*THE REQUEST*: Transcribe exactly the entries from the "What text is on this page?" line to the end, both included, minus pictures.
-- BEGIN RAW DATA --
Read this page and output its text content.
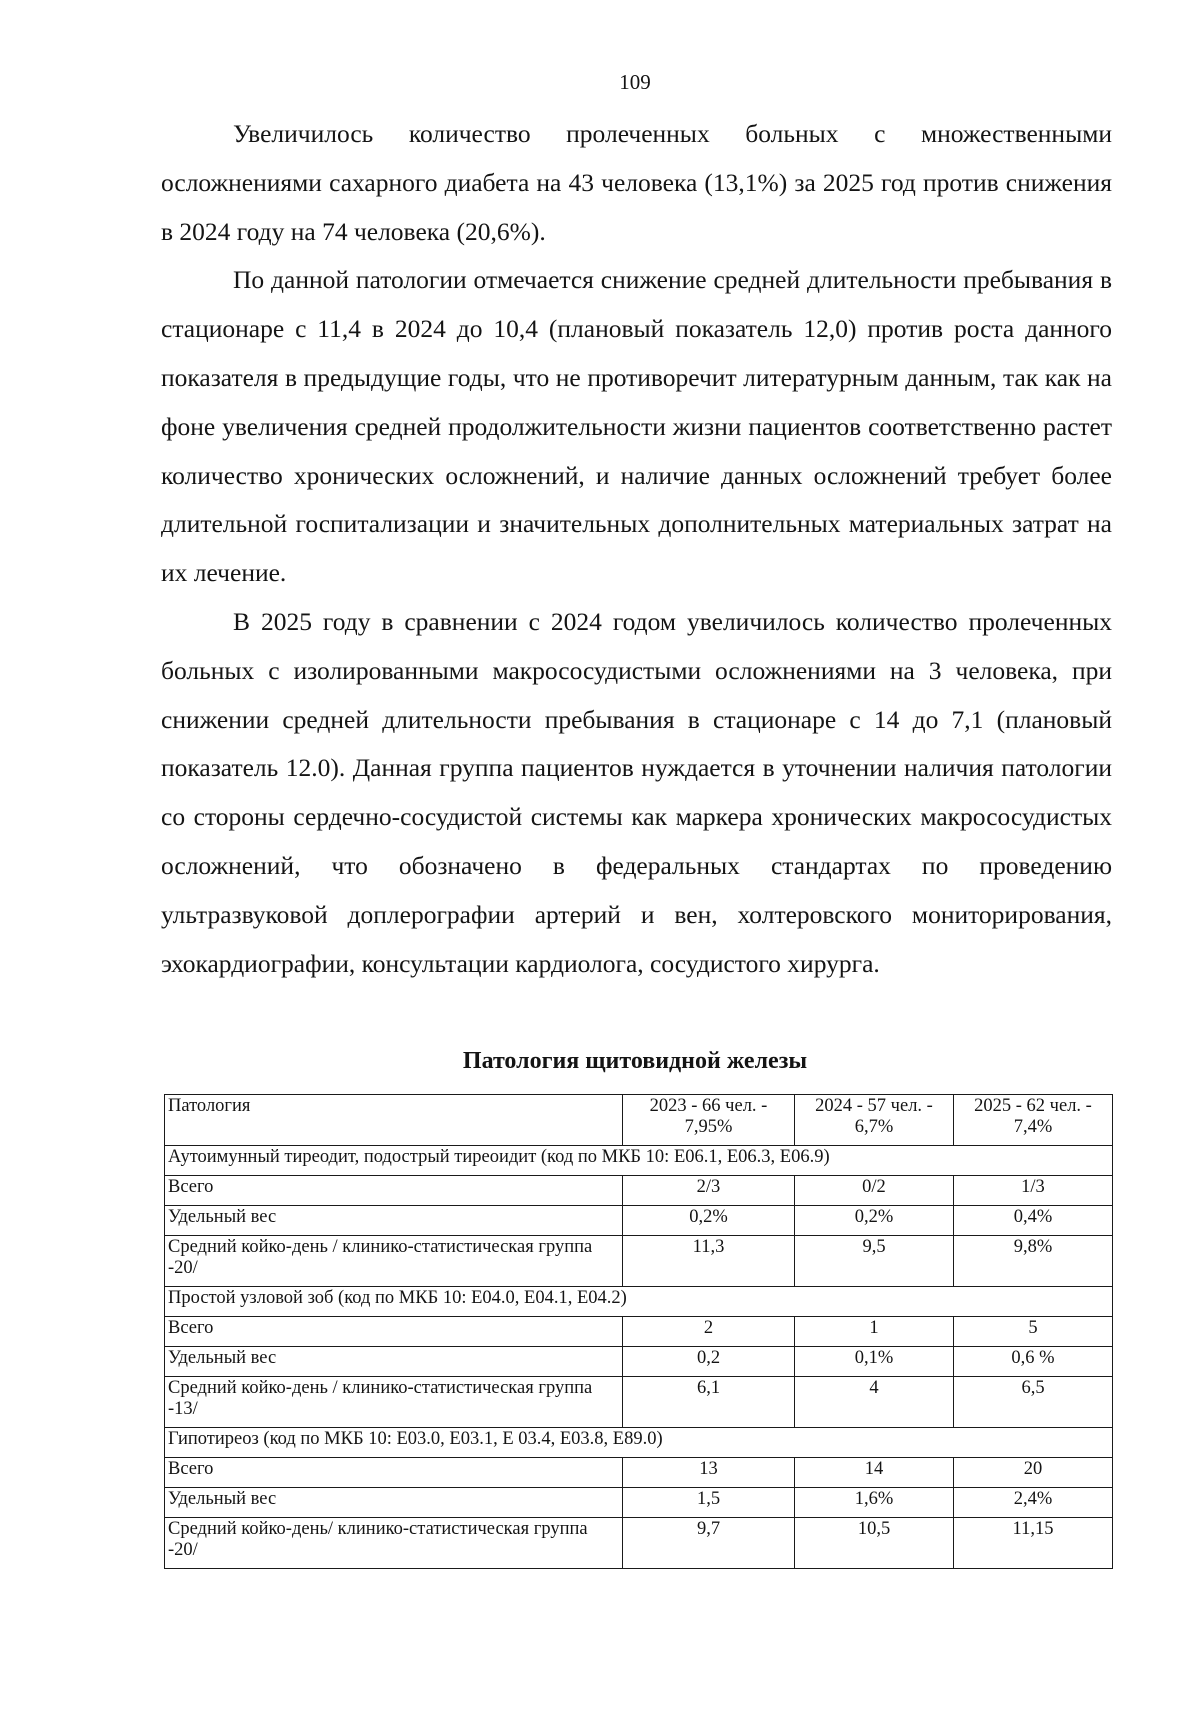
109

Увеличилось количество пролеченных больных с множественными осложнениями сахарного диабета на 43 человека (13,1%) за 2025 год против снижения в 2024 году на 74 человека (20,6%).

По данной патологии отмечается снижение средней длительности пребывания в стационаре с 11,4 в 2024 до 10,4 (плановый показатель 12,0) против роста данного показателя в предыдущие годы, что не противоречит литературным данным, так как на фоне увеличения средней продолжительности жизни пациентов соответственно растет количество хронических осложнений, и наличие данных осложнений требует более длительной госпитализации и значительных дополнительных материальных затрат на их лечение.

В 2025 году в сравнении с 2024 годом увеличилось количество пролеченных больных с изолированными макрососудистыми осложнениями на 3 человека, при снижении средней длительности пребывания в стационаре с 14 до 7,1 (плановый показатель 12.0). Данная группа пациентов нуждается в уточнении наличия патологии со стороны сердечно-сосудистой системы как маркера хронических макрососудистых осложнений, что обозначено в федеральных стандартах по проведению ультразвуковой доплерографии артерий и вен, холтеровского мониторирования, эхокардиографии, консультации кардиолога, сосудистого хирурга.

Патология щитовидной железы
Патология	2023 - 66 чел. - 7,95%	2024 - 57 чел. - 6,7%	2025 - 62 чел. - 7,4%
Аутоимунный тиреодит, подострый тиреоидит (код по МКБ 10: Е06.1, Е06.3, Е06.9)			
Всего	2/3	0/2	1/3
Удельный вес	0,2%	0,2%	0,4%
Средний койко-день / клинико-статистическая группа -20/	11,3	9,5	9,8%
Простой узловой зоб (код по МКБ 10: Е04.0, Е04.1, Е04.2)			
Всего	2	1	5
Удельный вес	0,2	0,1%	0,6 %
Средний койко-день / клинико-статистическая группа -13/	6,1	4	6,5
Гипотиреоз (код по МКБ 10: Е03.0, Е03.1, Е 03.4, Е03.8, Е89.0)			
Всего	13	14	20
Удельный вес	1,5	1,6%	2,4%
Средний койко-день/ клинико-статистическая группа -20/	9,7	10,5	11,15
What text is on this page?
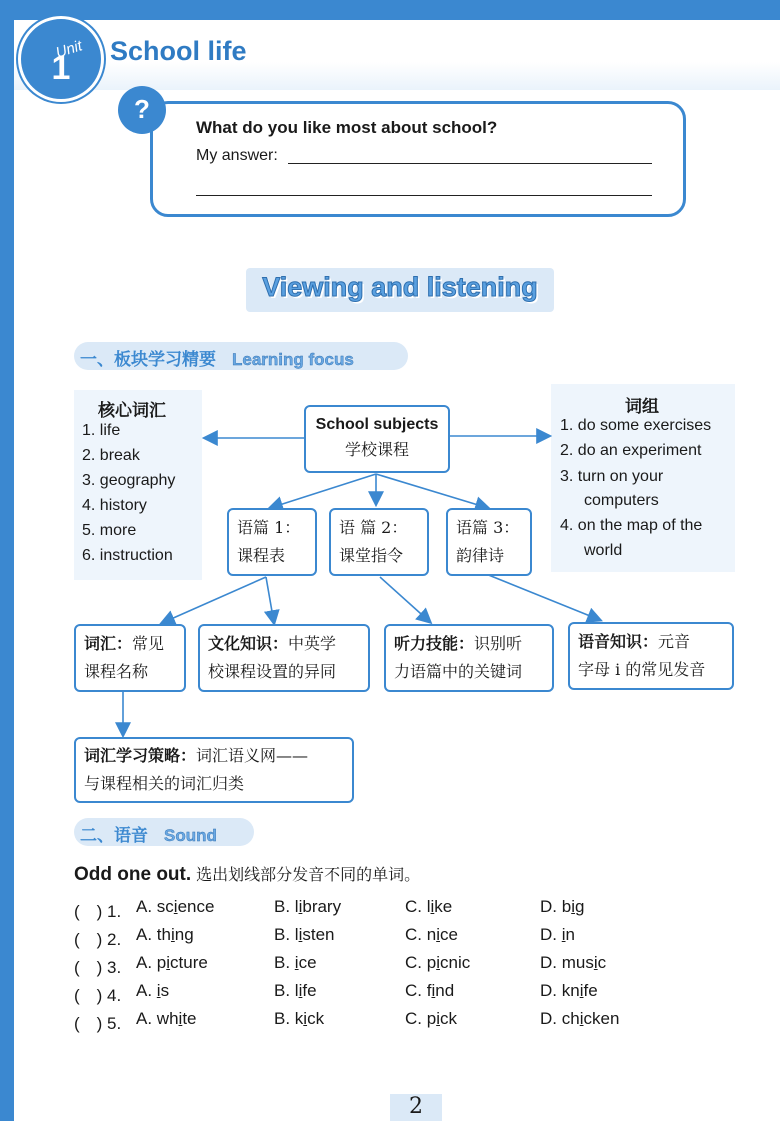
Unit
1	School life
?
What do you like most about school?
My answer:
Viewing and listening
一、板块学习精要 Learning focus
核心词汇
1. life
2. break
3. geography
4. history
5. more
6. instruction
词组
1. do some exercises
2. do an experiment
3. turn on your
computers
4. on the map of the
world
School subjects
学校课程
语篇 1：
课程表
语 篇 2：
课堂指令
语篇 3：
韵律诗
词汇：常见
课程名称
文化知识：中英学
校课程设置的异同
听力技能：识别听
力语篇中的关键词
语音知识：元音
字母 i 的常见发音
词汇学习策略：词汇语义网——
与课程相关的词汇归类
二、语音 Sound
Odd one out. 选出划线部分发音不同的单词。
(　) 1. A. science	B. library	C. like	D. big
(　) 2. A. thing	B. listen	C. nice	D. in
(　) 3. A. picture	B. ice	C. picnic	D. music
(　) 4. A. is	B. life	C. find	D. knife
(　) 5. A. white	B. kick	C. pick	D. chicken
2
-- END RAW DATA --
*RESULT OF THE TASK*:
What text is on this page?
Unit
1	School life
?
What do you like most about school?
My answer:
Viewing and listening
一、板块学习精要 Learning focus
核心词汇
1. life
2. break
3. geography
4. history
5. more
6. instruction
词组
1. do some exercises
2. do an experiment
3. turn on your
computers
4. on the map of the
world
School subjects
学校课程
语篇 1：
课程表
语 篇 2：
课堂指令
语篇 3：
韵律诗
词汇：常见
课程名称
文化知识：中英学
校课程设置的异同
听力技能：识别听
力语篇中的关键词
语音知识：元音
字母 i 的常见发音
词汇学习策略：词汇语义网——
与课程相关的词汇归类
二、语音 Sound
Odd one out. 选出划线部分发音不同的单词。
(　) 1. A. science	B. library	C. like	D. big
(　) 2. A. thing	B. listen	C. nice	D. in
(　) 3. A. picture	B. ice	C. picnic	D. music
(　) 4. A. is	B. life	C. find	D. knife
(　) 5. A. white	B. kick	C. pick	D. chicken
2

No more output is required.